* **THE PROBLEM**
Transcribe the listing below word for word.

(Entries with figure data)

·····

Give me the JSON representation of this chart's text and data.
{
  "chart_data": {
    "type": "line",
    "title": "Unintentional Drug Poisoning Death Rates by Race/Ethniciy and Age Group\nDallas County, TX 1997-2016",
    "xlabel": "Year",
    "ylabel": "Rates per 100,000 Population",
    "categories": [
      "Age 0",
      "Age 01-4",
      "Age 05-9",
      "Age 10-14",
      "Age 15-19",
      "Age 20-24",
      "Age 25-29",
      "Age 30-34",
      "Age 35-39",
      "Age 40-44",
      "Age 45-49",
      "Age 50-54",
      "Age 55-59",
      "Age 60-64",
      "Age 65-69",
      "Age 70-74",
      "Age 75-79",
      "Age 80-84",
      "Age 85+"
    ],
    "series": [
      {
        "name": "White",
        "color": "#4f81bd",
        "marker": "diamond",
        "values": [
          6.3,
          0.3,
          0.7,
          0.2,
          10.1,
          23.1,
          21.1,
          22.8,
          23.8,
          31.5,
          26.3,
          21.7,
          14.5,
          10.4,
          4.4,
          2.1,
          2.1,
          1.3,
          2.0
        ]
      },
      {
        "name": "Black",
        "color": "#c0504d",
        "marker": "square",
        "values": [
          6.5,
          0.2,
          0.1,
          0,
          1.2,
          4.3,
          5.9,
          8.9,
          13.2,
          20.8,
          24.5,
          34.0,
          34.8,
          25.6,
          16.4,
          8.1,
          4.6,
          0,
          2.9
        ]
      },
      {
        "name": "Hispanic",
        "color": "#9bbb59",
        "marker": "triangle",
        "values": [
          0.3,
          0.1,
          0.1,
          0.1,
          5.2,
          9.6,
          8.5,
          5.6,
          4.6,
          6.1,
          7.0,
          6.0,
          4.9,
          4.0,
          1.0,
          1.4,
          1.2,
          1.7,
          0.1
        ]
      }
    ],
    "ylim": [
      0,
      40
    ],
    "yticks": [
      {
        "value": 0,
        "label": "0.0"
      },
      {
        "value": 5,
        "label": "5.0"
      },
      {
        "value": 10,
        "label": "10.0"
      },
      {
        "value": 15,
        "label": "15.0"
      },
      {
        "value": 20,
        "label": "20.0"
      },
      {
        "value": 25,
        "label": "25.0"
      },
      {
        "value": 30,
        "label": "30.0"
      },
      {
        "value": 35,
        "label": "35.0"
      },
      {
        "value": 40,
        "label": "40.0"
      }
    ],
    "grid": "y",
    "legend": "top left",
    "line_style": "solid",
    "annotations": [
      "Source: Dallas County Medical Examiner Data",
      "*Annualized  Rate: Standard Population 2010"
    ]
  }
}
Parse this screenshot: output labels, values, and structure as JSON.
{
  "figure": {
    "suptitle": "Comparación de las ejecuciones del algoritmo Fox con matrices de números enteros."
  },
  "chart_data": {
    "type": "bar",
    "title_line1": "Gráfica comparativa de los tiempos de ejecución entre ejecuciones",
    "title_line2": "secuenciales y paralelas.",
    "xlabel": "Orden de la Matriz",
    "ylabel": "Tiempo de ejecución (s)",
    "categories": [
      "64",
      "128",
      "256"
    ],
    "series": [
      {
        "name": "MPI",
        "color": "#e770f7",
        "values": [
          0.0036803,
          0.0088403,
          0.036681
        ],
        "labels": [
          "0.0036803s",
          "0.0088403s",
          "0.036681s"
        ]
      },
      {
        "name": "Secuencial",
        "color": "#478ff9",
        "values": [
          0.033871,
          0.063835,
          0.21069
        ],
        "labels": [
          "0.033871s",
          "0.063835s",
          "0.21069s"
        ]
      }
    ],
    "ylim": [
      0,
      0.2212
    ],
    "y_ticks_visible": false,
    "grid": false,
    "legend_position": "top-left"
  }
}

·····

* **CORRECT RESPONSE**
Give me the JSON representation of this chart's text and data.
{
  "chart_data": {
    "type": "line",
    "title": "Unintentional Drug Poisoning Death Rates by Race/Ethniciy and Age Group\nDallas County, TX 1997-2016",
    "xlabel": "Year",
    "ylabel": "Rates per 100,000 Population",
    "categories": [
      "Age 0",
      "Age 01-4",
      "Age 05-9",
      "Age 10-14",
      "Age 15-19",
      "Age 20-24",
      "Age 25-29",
      "Age 30-34",
      "Age 35-39",
      "Age 40-44",
      "Age 45-49",
      "Age 50-54",
      "Age 55-59",
      "Age 60-64",
      "Age 65-69",
      "Age 70-74",
      "Age 75-79",
      "Age 80-84",
      "Age 85+"
    ],
    "series": [
      {
        "name": "White",
        "color": "#4f81bd",
        "marker": "diamond",
        "values": [
          6.3,
          0.3,
          0.7,
          0.2,
          10.1,
          23.1,
          21.1,
          22.8,
          23.8,
          31.5,
          26.3,
          21.7,
          14.5,
          10.4,
          4.4,
          2.1,
          2.1,
          1.3,
          2.0
        ]
      },
      {
        "name": "Black",
        "color": "#c0504d",
        "marker": "square",
        "values": [
          6.5,
          0.2,
          0.1,
          0,
          1.2,
          4.3,
          5.9,
          8.9,
          13.2,
          20.8,
          24.5,
          34.0,
          34.8,
          25.6,
          16.4,
          8.1,
          4.6,
          0,
          2.9
        ]
      },
      {
        "name": "Hispanic",
        "color": "#9bbb59",
        "marker": "triangle",
        "values": [
          0.3,
          0.1,
          0.1,
          0.1,
          5.2,
          9.6,
          8.5,
          5.6,
          4.6,
          6.1,
          7.0,
          6.0,
          4.9,
          4.0,
          1.0,
          1.4,
          1.2,
          1.7,
          0.1
        ]
      }
    ],
    "ylim": [
      0,
      40
    ],
    "yticks": [
      {
        "value": 0,
        "label": "0.0"
      },
      {
        "value": 5,
        "label": "5.0"
      },
      {
        "value": 10,
        "label": "10.0"
      },
      {
        "value": 15,
        "label": "15.0"
      },
      {
        "value": 20,
        "label": "20.0"
      },
      {
        "value": 25,
        "label": "25.0"
      },
      {
        "value": 30,
        "label": "30.0"
      },
      {
        "value": 35,
        "label": "35.0"
      },
      {
        "value": 40,
        "label": "40.0"
      }
    ],
    "grid": "y",
    "legend": "top left",
    "line_style": "solid",
    "annotations": [
      "Source: Dallas County Medical Examiner Data",
      "*Annualized  Rate: Standard Population 2010"
    ]
  }
}
Parse this screenshot: output labels, values, and structure as JSON.
{
  "figure": {
    "suptitle": "Comparación de las ejecuciones del algoritmo Fox con matrices de números enteros."
  },
  "chart_data": {
    "type": "bar",
    "title_line1": "Gráfica comparativa de los tiempos de ejecución entre ejecuciones",
    "title_line2": "secuenciales y paralelas.",
    "xlabel": "Orden de la Matriz",
    "ylabel": "Tiempo de ejecución (s)",
    "categories": [
      "64",
      "128",
      "256"
    ],
    "series": [
      {
        "name": "MPI",
        "color": "#e770f7",
        "values": [
          0.0036803,
          0.0088403,
          0.036681
        ],
        "labels": [
          "0.0036803s",
          "0.0088403s",
          "0.036681s"
        ]
      },
      {
        "name": "Secuencial",
        "color": "#478ff9",
        "values": [
          0.033871,
          0.063835,
          0.21069
        ],
        "labels": [
          "0.033871s",
          "0.063835s",
          "0.21069s"
        ]
      }
    ],
    "ylim": [
      0,
      0.2212
    ],
    "y_ticks_visible": false,
    "grid": false,
    "legend_position": "top-left"
  }
}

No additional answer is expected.